» **EXERCISE OBJECTIVE**:
Skip the pictures and repeat each line of the data exactly.

──────── DATASET EXCERPTS

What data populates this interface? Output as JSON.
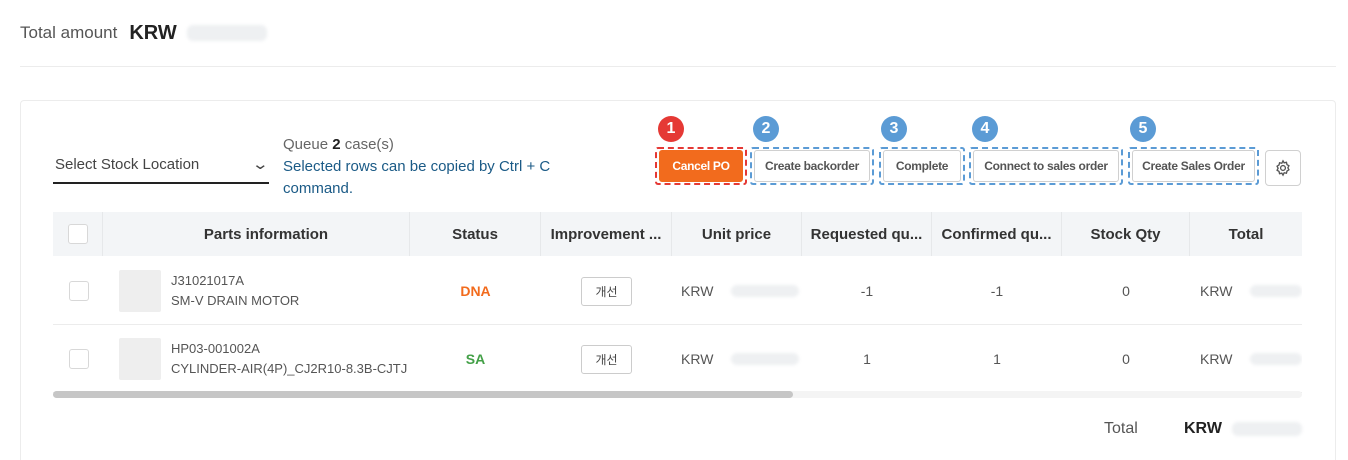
{
  "total": {
    "label": "Total amount",
    "currency": "KRW"
  },
  "stock_location": {
    "placeholder": "Select Stock Location"
  },
  "queue": {
    "prefix": "Queue",
    "count": "2",
    "suffix": "case(s)",
    "hint": "Selected rows can be copied by Ctrl + C command."
  },
  "actions": [
    {
      "num": "1",
      "label": "Cancel PO"
    },
    {
      "num": "2",
      "label": "Create backorder"
    },
    {
      "num": "3",
      "label": "Complete"
    },
    {
      "num": "4",
      "label": "Connect to sales order"
    },
    {
      "num": "5",
      "label": "Create Sales Order"
    }
  ],
  "columns": [
    "Parts information",
    "Status",
    "Improvement ...",
    "Unit price",
    "Requested qu...",
    "Confirmed qu...",
    "Stock Qty",
    "Total"
  ],
  "rows": [
    {
      "part_no": "J31021017A",
      "part_name": "SM-V DRAIN MOTOR",
      "status": "DNA",
      "improve": "개선",
      "currency": "KRW",
      "requested": "-1",
      "confirmed": "-1",
      "stock": "0",
      "total_currency": "KRW"
    },
    {
      "part_no": "HP03-001002A",
      "part_name": "CYLINDER-AIR(4P)_CJ2R10-8.3B-CJTJ",
      "status": "SA",
      "improve": "개선",
      "currency": "KRW",
      "requested": "1",
      "confirmed": "1",
      "stock": "0",
      "total_currency": "KRW"
    }
  ],
  "footer": {
    "label": "Total",
    "currency": "KRW"
  },
  "colors": {
    "primary": "#f26b1d",
    "callout_red": "#e53935",
    "callout_blue": "#5b9bd5",
    "status_dna": "#f26b1d",
    "status_sa": "#43a047",
    "link_text": "#1a5a86"
  },
  "icons": {
    "settings": "gear-icon",
    "dropdown": "chevron-down-icon"
  }
}
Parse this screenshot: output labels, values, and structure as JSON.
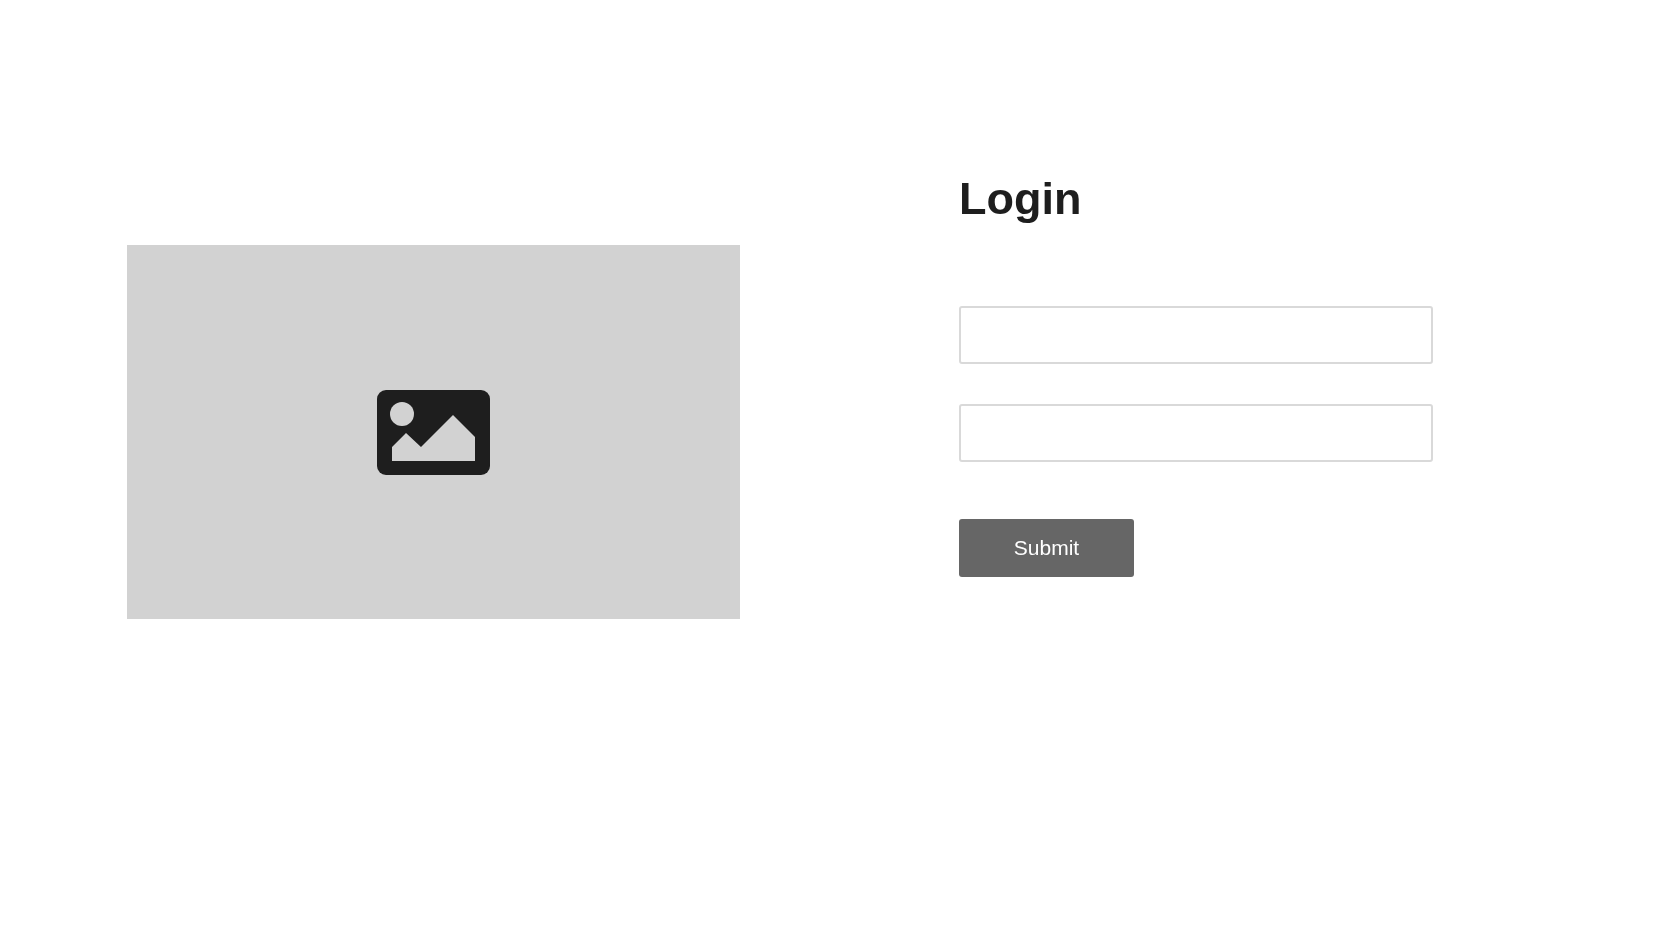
{
  "image": {
    "kind": "placeholder"
  },
  "form": {
    "title": "Login",
    "fields": [
      {
        "kind": "text"
      },
      {
        "kind": "text"
      }
    ],
    "submit": "Submit"
  }
}
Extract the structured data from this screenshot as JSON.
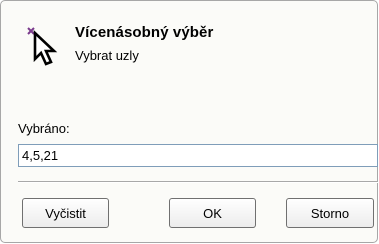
{
  "dialog": {
    "title": "Vícenásobný výběr",
    "subtitle": "Vybrat uzly",
    "icon": "cursor-arrow-with-x-icon"
  },
  "selection": {
    "label": "Vybráno:",
    "value": "4,5,21"
  },
  "buttons": {
    "clear": "Vyčistit",
    "ok": "OK",
    "cancel": "Storno"
  }
}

────────────────

» **ANSWER TO THE TASK**:
What data populates this interface? Output as JSON.
{
  "total": {
    "label": "Total amount",
    "currency": "KRW"
  },
  "stock_location": {
    "placeholder": "Select Stock Location"
  },
  "queue": {
    "prefix": "Queue",
    "count": "2",
    "suffix": "case(s)",
    "hint": "Selected rows can be copied by Ctrl + C command."
  },
  "actions": [
    {
      "num": "1",
      "label": "Cancel PO"
    },
    {
      "num": "2",
      "label": "Create backorder"
    },
    {
      "num": "3",
      "label": "Complete"
    },
    {
      "num": "4",
      "label": "Connect to sales order"
    },
    {
      "num": "5",
      "label": "Create Sales Order"
    }
  ],
  "columns": [
    "Parts information",
    "Status",
    "Improvement ...",
    "Unit price",
    "Requested qu...",
    "Confirmed qu...",
    "Stock Qty",
    "Total"
  ],
  "rows": [
    {
      "part_no": "J31021017A",
      "part_name": "SM-V DRAIN MOTOR",
      "status": "DNA",
      "improve": "개선",
      "currency": "KRW",
      "requested": "-1",
      "confirmed": "-1",
      "stock": "0",
      "total_currency": "KRW"
    },
    {
      "part_no": "HP03-001002A",
      "part_name": "CYLINDER-AIR(4P)_CJ2R10-8.3B-CJTJ",
      "status": "SA",
      "improve": "개선",
      "currency": "KRW",
      "requested": "1",
      "confirmed": "1",
      "stock": "0",
      "total_currency": "KRW"
    }
  ],
  "footer": {
    "label": "Total",
    "currency": "KRW"
  },
  "colors": {
    "primary": "#f26b1d",
    "callout_red": "#e53935",
    "callout_blue": "#5b9bd5",
    "status_dna": "#f26b1d",
    "status_sa": "#43a047",
    "link_text": "#1a5a86"
  },
  "icons": {
    "settings": "gear-icon",
    "dropdown": "chevron-down-icon"
  }
}
Parse this screenshot: output labels, values, and structure as JSON.
{
  "image": {
    "kind": "placeholder"
  },
  "form": {
    "title": "Login",
    "fields": [
      {
        "kind": "text"
      },
      {
        "kind": "text"
      }
    ],
    "submit": "Submit"
  }
}
Extract the structured data from this screenshot as JSON.
{
  "dialog": {
    "title": "Vícenásobný výběr",
    "subtitle": "Vybrat uzly",
    "icon": "cursor-arrow-with-x-icon"
  },
  "selection": {
    "label": "Vybráno:",
    "value": "4,5,21"
  },
  "buttons": {
    "clear": "Vyčistit",
    "ok": "OK",
    "cancel": "Storno"
  }
}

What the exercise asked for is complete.